* [What you need to do]:
1: Give every item on the gratitude list in the page of gratitude notes and quotations.
2: Carry on the page of gratitude notes and quotations past its final line, "Or sunshine, love, salvation."

* [Page]:
====

Gratitude List: 1. Origami 2. A clean kitchen 3. Sweatshirts (I don’t think I bought a single sweatshirt in my 30s and 40s, but last year I bought a sweatshirt from my school, and now I have three, and I love them) 4. Next week is a holiday week, and the college kid comes home 5. Autumn gingkos May we walk in Beauty! Beauty all around.
“We live in a world of theophanies. Holiness comes wrapped in the ordinary. There are burning bushes all around you. Every tree is full of angels. Hidden beauty is waiting in every crumb. Life wants to lead you from crumbs to angels, but this can only happen if you are willing to unwrap the ordinary by staying with it long enough to harvest its treasure.” —Macrina Wiederkehr
“It was one of those days you sometimes get latish in the autumn when the sun beams, the birds toot, and there is a bracing tang in the air that sends the blood beetling briskly through the veins.” —P.G. Wodehouse
“You deserve a lover who takes away the lies and brings you hope, coffee, and poetry.” —Frida Kahlo
“I touch God in my song as the hill touches the far-away sea with its waterfall. The butterfly counts not months but moments, and has time enough.” —Rabindranath Tagore
Clarissa Pinkola Estes: “We are needed, that is all we can know. And though we meet resistance, we will meet great souls who will hail us, love us and guide us and we will know them when they appear. Didn’t you say you were a believer? Didn’t you say you pledged to listen to a voice greater? Didn’t you ask for grace? Don’t you remember that to be in grace means to submit to the voice greater?
“One of the most calming and powerful actions you can do to intervene in a stormy world is to stand up and show your soul. Soul on deck shines like gold in dark times. The light of the soul throws sparks, can send up flares, builds beacons, causes proper matters to catch fire. To display the lantern of of soul in shadowy times like these—to be fierce and to show mercy toward others; both are acts of immense bravery and greatest necessity.”
“Speak to your children as if they are the wisest, kindest, most beautiful and magical humans on earth, for what they believe is what they will become.” —Brooke Hampton
“Apprehend God in all things, for God is in all things. Every single creature is full of God and is a book about God. Every creature is a word of God. If I spent enough time with the tiniest creature—even a caterpillar— I would never have to prepare a sermon. So full of God is every creature.” —Meister Eckhart
Yes
It could happen any time, tornado, earthquake, Armageddon. It could happen. Or sunshine, love, salvation.

====

* [Extracted entries]:
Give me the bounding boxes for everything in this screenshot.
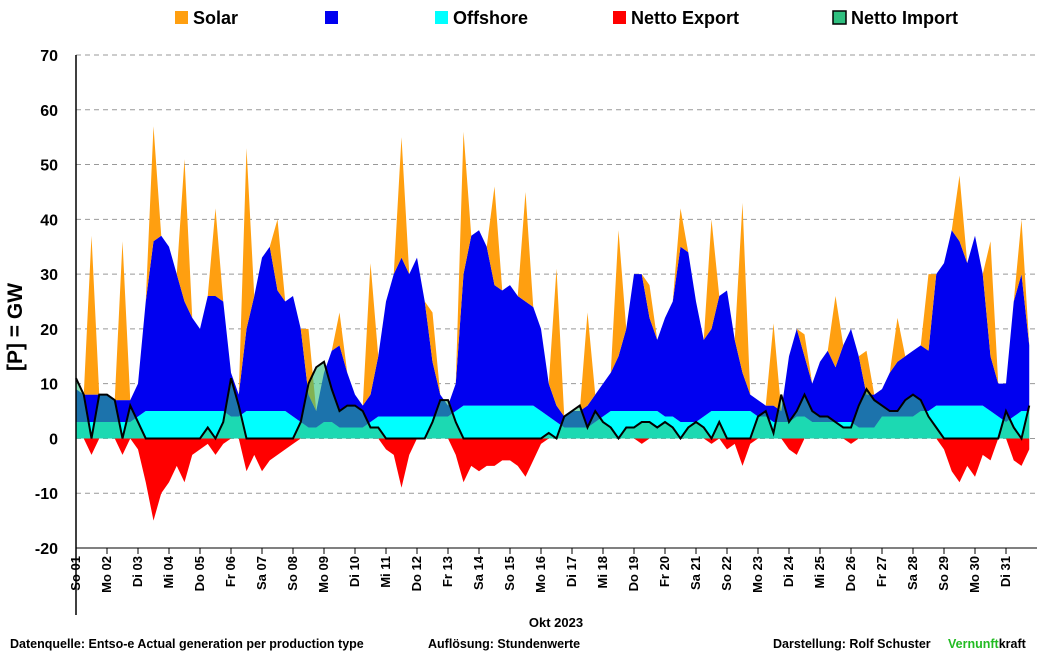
x-tick-label: Fr 13 (440, 556, 455, 587)
x-tick-label: So 22 (719, 556, 734, 591)
legend-label: Netto Import (851, 8, 958, 28)
x-tick-label: Do 19 (626, 556, 641, 591)
footer-author: Darstellung: Rolf Schuster (773, 637, 931, 651)
y-tick-label: -10 (35, 486, 58, 503)
x-tick-label: Di 31 (998, 556, 1013, 587)
x-tick-label: Mi 18 (595, 556, 610, 589)
x-tick-label: Sa 14 (471, 555, 486, 590)
footer-resolution: Auflösung: Stundenwerte (428, 637, 580, 651)
x-tick-label: Do 12 (409, 556, 424, 591)
x-tick-label: Di 24 (781, 555, 796, 587)
legend-swatch (325, 11, 338, 24)
legend-swatch (175, 11, 188, 24)
x-tick-label: Sa 21 (688, 556, 703, 590)
y-tick-label: 60 (40, 103, 58, 120)
import-line (75, 360, 1031, 441)
y-tick-label: 10 (40, 377, 58, 394)
legend-label: Netto Export (631, 8, 739, 28)
x-axis-label: Okt 2023 (529, 615, 583, 630)
x-tick-label: So 29 (936, 556, 951, 591)
x-tick-label: Di 03 (130, 556, 145, 587)
legend-swatch (832, 10, 847, 25)
x-tick-label: Fr 06 (223, 556, 238, 587)
x-tick-label: Di 17 (564, 556, 579, 587)
x-tick-label: Mi 04 (161, 555, 176, 588)
x-tick-label: Fr 20 (657, 556, 672, 587)
y-tick-label: 30 (40, 267, 58, 284)
x-tick-label: Sa 07 (254, 556, 269, 590)
y-tick-label: -20 (35, 541, 58, 558)
x-tick-label: Mi 25 (812, 556, 827, 589)
area (76, 438, 1030, 521)
x-tick-label: Do 05 (192, 556, 207, 591)
x-tick-label: Fr 27 (874, 556, 889, 587)
footer-brand: Vernunftkraft (948, 637, 1027, 651)
x-tick-label: Di 10 (347, 556, 362, 587)
legend-swatch (435, 11, 448, 24)
x-tick-label: Mi 11 (378, 556, 393, 588)
y-tick-label: 20 (40, 322, 58, 339)
y-tick-label: 70 (40, 48, 58, 65)
y-tick-label: 40 (40, 212, 58, 229)
x-tick-label: So 08 (285, 556, 300, 591)
x-tick-label: Sa 28 (905, 556, 920, 590)
y-axis-label: [P] = GW (4, 283, 27, 371)
x-tick-label: Mo 23 (750, 556, 765, 593)
x-tick-label: Mo 16 (533, 556, 548, 593)
x-tick-label: Mo 09 (316, 556, 331, 593)
y-tick-label: 50 (40, 158, 58, 175)
legend-label: Solar (193, 8, 238, 28)
area (76, 126, 1030, 417)
x-tick-label: Mo 30 (967, 556, 982, 593)
legend-swatch (613, 11, 626, 24)
y-tick-label: 0 (49, 431, 58, 448)
legend-label: Offshore (453, 8, 528, 28)
footer-source: Datenquelle: Entso-e Actual generation p… (10, 637, 364, 651)
x-tick-label: Do 26 (843, 556, 858, 591)
area (76, 230, 1030, 428)
x-tick-label: Mo 02 (99, 556, 114, 593)
x-tick-label: So 15 (502, 556, 517, 591)
x-tick-label: So 01 (68, 556, 83, 591)
brand-a: Vernunft (948, 637, 1000, 651)
brand-b: kraft (999, 637, 1027, 651)
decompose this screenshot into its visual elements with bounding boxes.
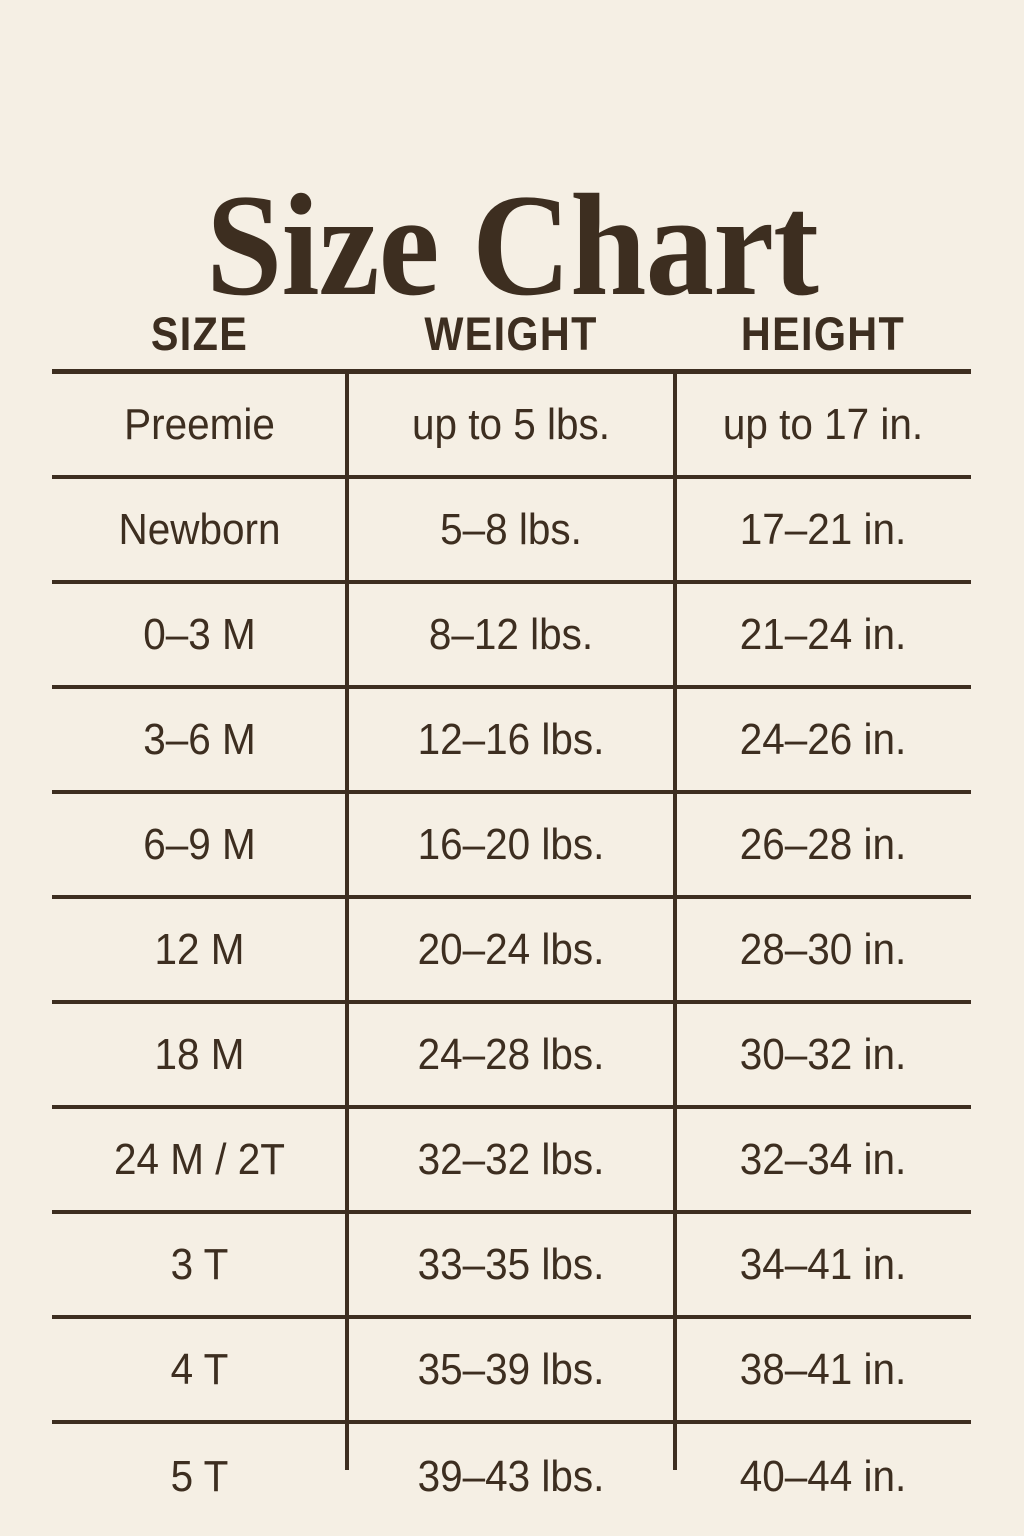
page-title: Size Chart bbox=[206, 163, 819, 326]
cell-weight: 32–32 lbs. bbox=[417, 1134, 605, 1184]
cell-size: 3–6 M bbox=[143, 714, 256, 764]
cell-height: 26–28 in. bbox=[739, 819, 907, 869]
table-row: 3 T 33–35 lbs. 34–41 in. bbox=[52, 1214, 971, 1319]
cell-height: 28–30 in. bbox=[739, 924, 907, 974]
cell-size: Preemie bbox=[124, 399, 275, 449]
cell-size: Newborn bbox=[118, 504, 281, 554]
cell-height: 30–32 in. bbox=[739, 1029, 907, 1079]
table-row: 3–6 M 12–16 lbs. 24–26 in. bbox=[52, 689, 971, 794]
table-row: 18 M 24–28 lbs. 30–32 in. bbox=[52, 1004, 971, 1109]
table-row: Newborn 5–8 lbs. 17–21 in. bbox=[52, 479, 971, 584]
cell-weight: 8–12 lbs. bbox=[428, 609, 594, 659]
table-row: 5 T 39–43 lbs. 40–44 in. bbox=[52, 1424, 971, 1530]
table-header-row: SIZE WEIGHT HEIGHT bbox=[52, 270, 971, 374]
table-row: Preemie up to 5 lbs. up to 17 in. bbox=[52, 374, 971, 479]
cell-weight: 16–20 lbs. bbox=[417, 819, 605, 869]
cell-weight: up to 5 lbs. bbox=[411, 399, 611, 449]
column-header-height: HEIGHT bbox=[740, 307, 906, 360]
cell-weight: 33–35 lbs. bbox=[417, 1239, 605, 1289]
table-row: 24 M / 2T 32–32 lbs. 32–34 in. bbox=[52, 1109, 971, 1214]
cell-size: 4 T bbox=[170, 1344, 229, 1394]
cell-size: 3 T bbox=[170, 1239, 229, 1289]
table-row: 4 T 35–39 lbs. 38–41 in. bbox=[52, 1319, 971, 1424]
column-header-weight: WEIGHT bbox=[424, 307, 598, 360]
size-chart-table: SIZE WEIGHT HEIGHT Preemie up to 5 lbs. … bbox=[52, 270, 971, 1530]
cell-size: 24 M / 2T bbox=[114, 1134, 285, 1184]
cell-height: 38–41 in. bbox=[739, 1344, 907, 1394]
cell-weight: 20–24 lbs. bbox=[417, 924, 605, 974]
cell-height: up to 17 in. bbox=[722, 399, 924, 449]
cell-height: 34–41 in. bbox=[739, 1239, 907, 1289]
cell-size: 12 M bbox=[154, 924, 245, 974]
cell-weight: 5–8 lbs. bbox=[440, 504, 582, 554]
cell-height: 24–26 in. bbox=[739, 714, 907, 764]
cell-weight: 35–39 lbs. bbox=[417, 1344, 605, 1394]
cell-weight: 12–16 lbs. bbox=[417, 714, 605, 764]
cell-height: 40–44 in. bbox=[739, 1452, 907, 1501]
table-row: 12 M 20–24 lbs. 28–30 in. bbox=[52, 899, 971, 1004]
cell-size: 0–3 M bbox=[143, 609, 256, 659]
cell-size: 18 M bbox=[154, 1029, 245, 1079]
cell-height: 32–34 in. bbox=[739, 1134, 907, 1184]
cell-height: 17–21 in. bbox=[739, 504, 907, 554]
column-divider-1 bbox=[345, 374, 349, 1470]
column-divider-2 bbox=[673, 374, 677, 1470]
cell-size: 5 T bbox=[170, 1452, 229, 1501]
table-row: 0–3 M 8–12 lbs. 21–24 in. bbox=[52, 584, 971, 689]
cell-height: 21–24 in. bbox=[739, 609, 907, 659]
column-header-size: SIZE bbox=[150, 307, 249, 360]
cell-weight: 39–43 lbs. bbox=[417, 1452, 605, 1501]
cell-weight: 24–28 lbs. bbox=[417, 1029, 605, 1079]
table-row: 6–9 M 16–20 lbs. 26–28 in. bbox=[52, 794, 971, 899]
cell-size: 6–9 M bbox=[143, 819, 256, 869]
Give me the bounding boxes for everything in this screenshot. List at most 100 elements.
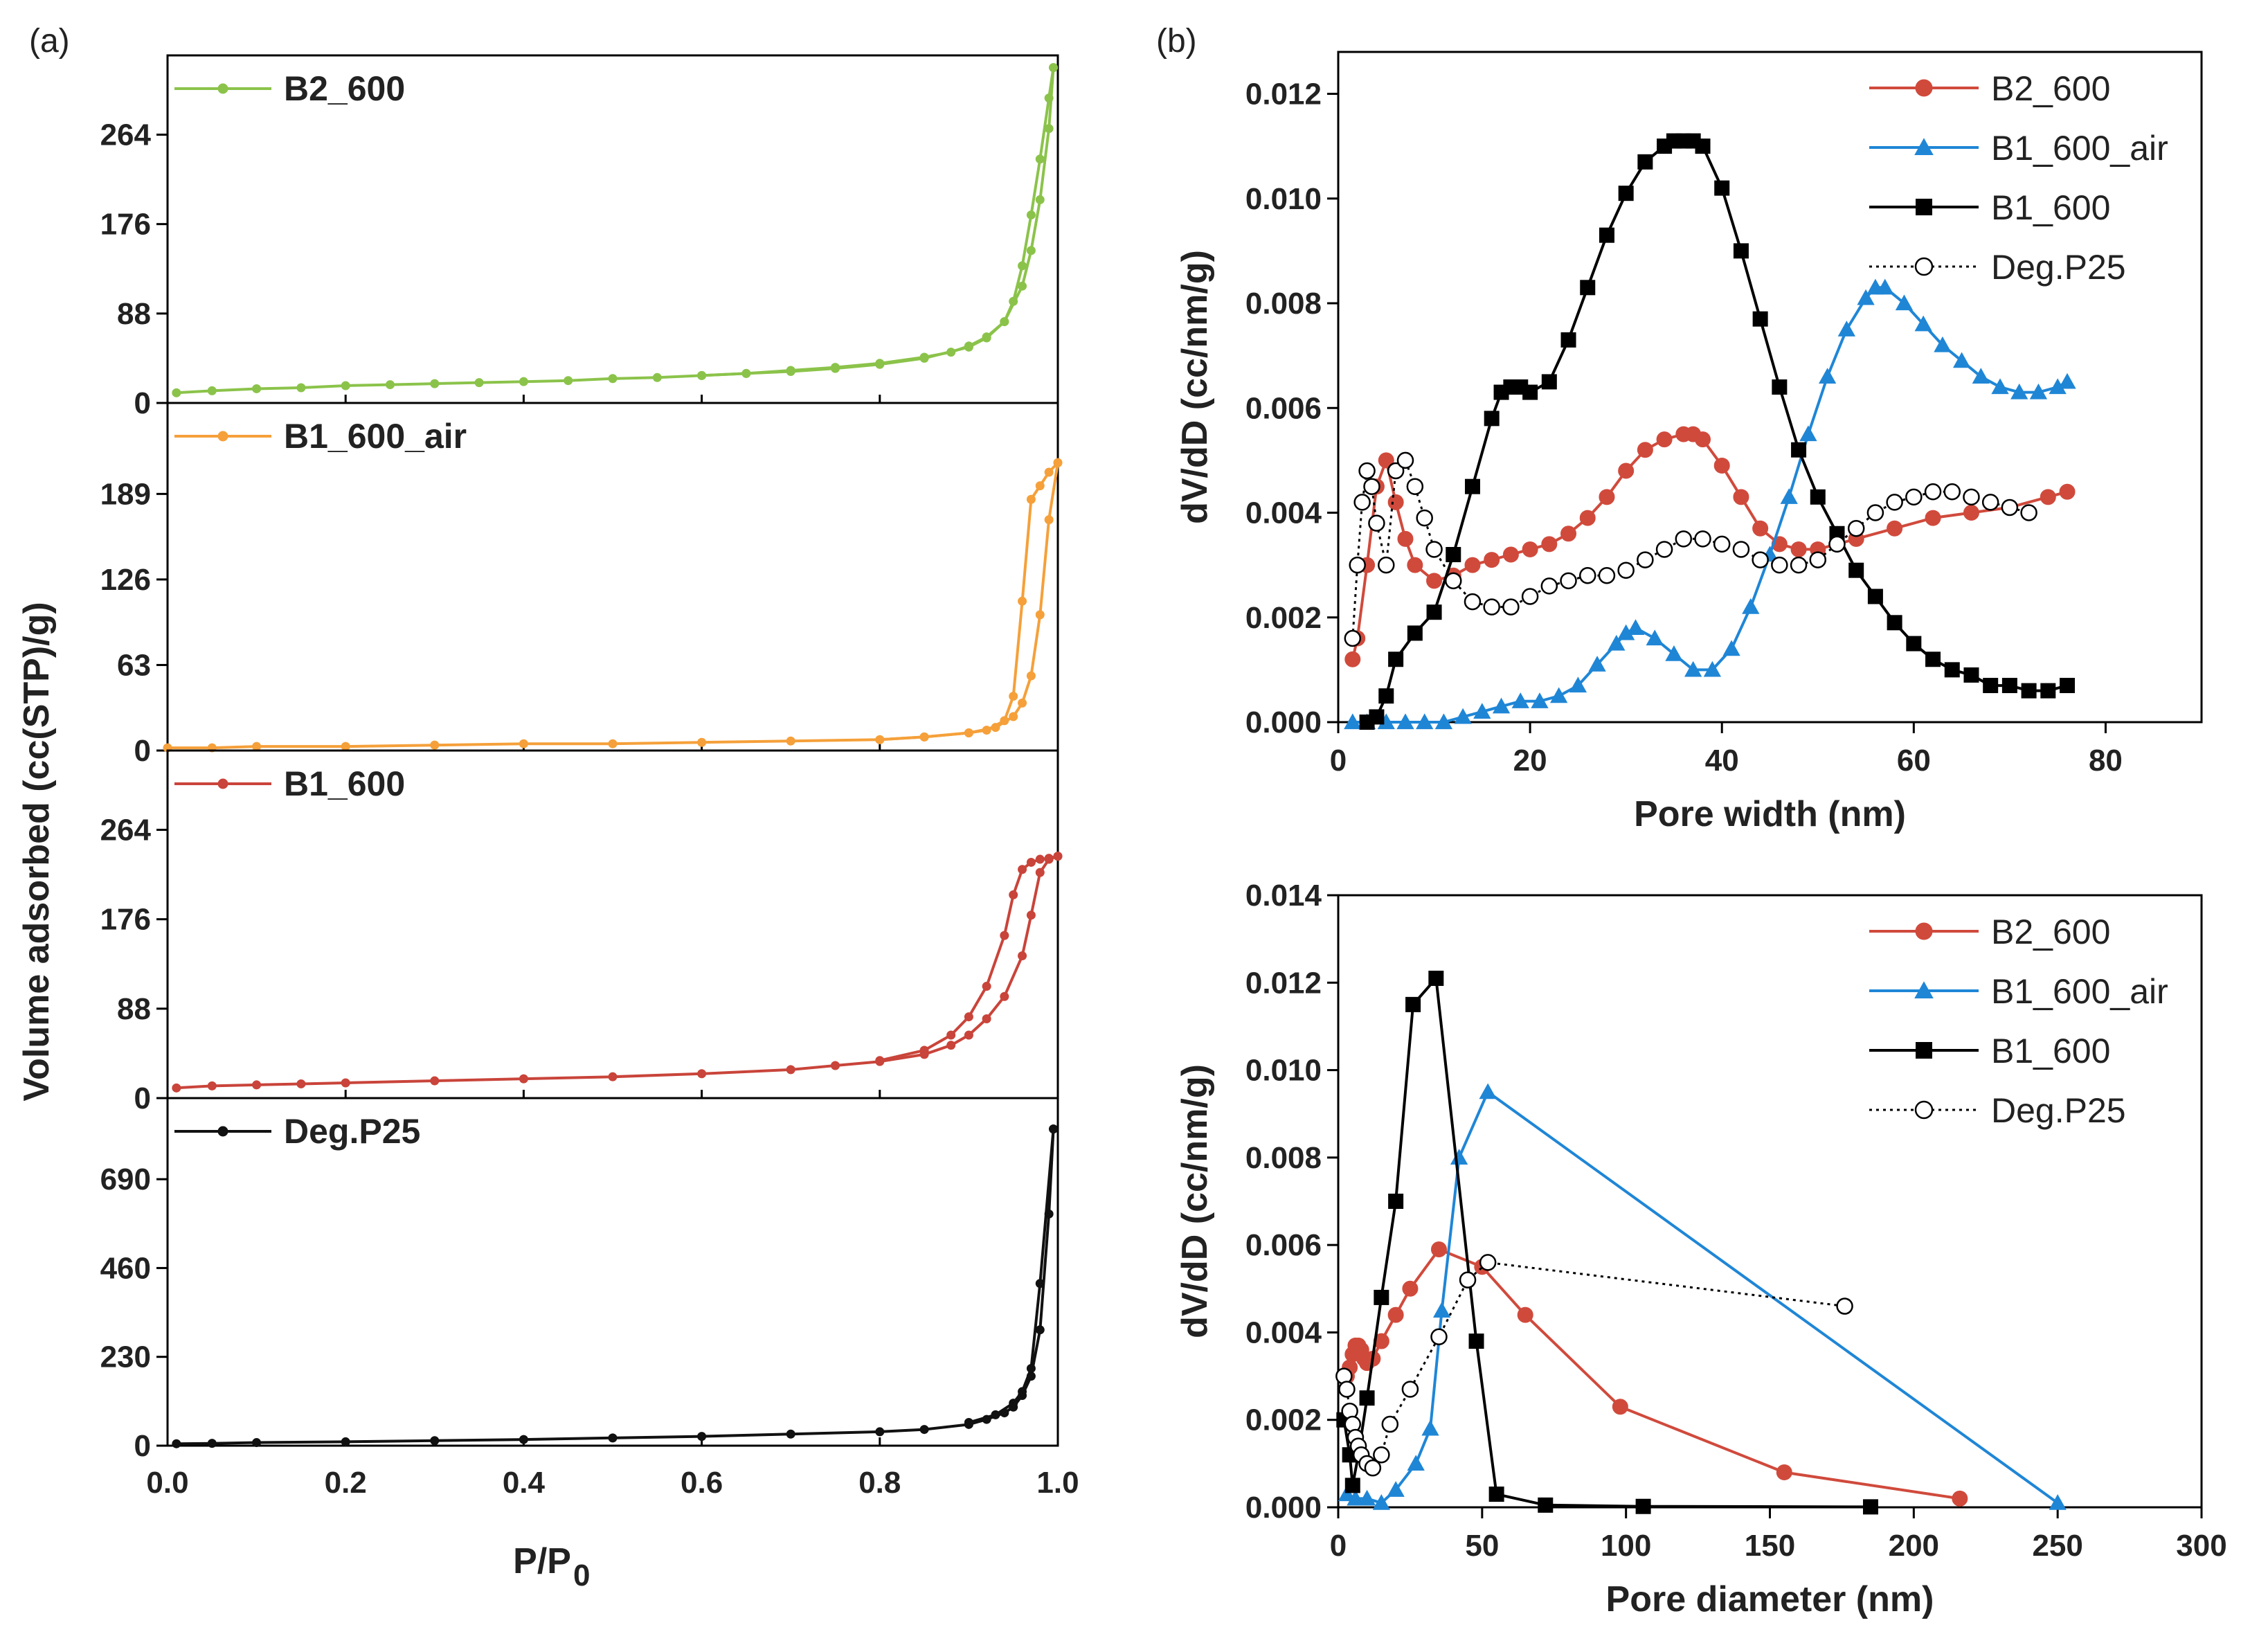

====

* [Outputs for the tasks]:
1:
1. Origami
2. A clean kitchen
3. Sweatshirts
4. Next week is a holiday week, and the college kid comes home
5. Autumn gingkos

2:
It could you know. That’s why we wake and look out–no guarantees in this life.
But some bonuses, like morning, like right now, like noon, like evening. —William Stafford
“The world is indeed full of peril, and in it there are many dark places; but still there is much that is fair, and though in all lands love is now mingled with grief, it grows perhaps the greater.” ―J.R.R. Tolkien
Today’s prompt is to write a luck poem. I’m having fun playing with internal rhyme and watching how it drives the line forward, how it pushes into the meaning of the following line. It’s almost like putting a puzzle together, and almost like following a large willful dog on a leash.
Where do you go to find your lost luck? Look where it settles in ditches, and hitches itself into trees, where it sees through the mists into the distance and takes the long view.
Watch how it grew when you thought you had bought the last morsel of hope, how the rope which had bound you dissolved from around you, and you suddenly found yourself once again free.
Would you be here if not for the seeking, the desperate pleading when all seemed so lost, when all hope was tossed into the whirlwind, the promises hindered, the heart’s desire stuck, and then here you are, free to seek for fresh luck.
Gratitude List: 1. Student delightfully self-congratulating a Duolingo success: “Yes, Grrrl! You got it!” 2. This morning’s autumn mist on the fields between Marietta and Mt. Joy. 3. I never know what is going to draw a whole class into discussion. I try every angle I can, and sometimes, everyone is suddenly jumping in, on fire with ideas. Today was one of those days in our upper division discussion about My Antonia. They had had enough background already in social studies classes regarding “Manifest Destiny” (idea and painting) that even my quietest introvert pushed himself up out of his chair and came up to the front of the room to point out his ideas about the painting. (YESSSSS!) 4. Analyzing characterization through the lens of the D and D alignment chart 5. Playing with words May we walk in Beauty!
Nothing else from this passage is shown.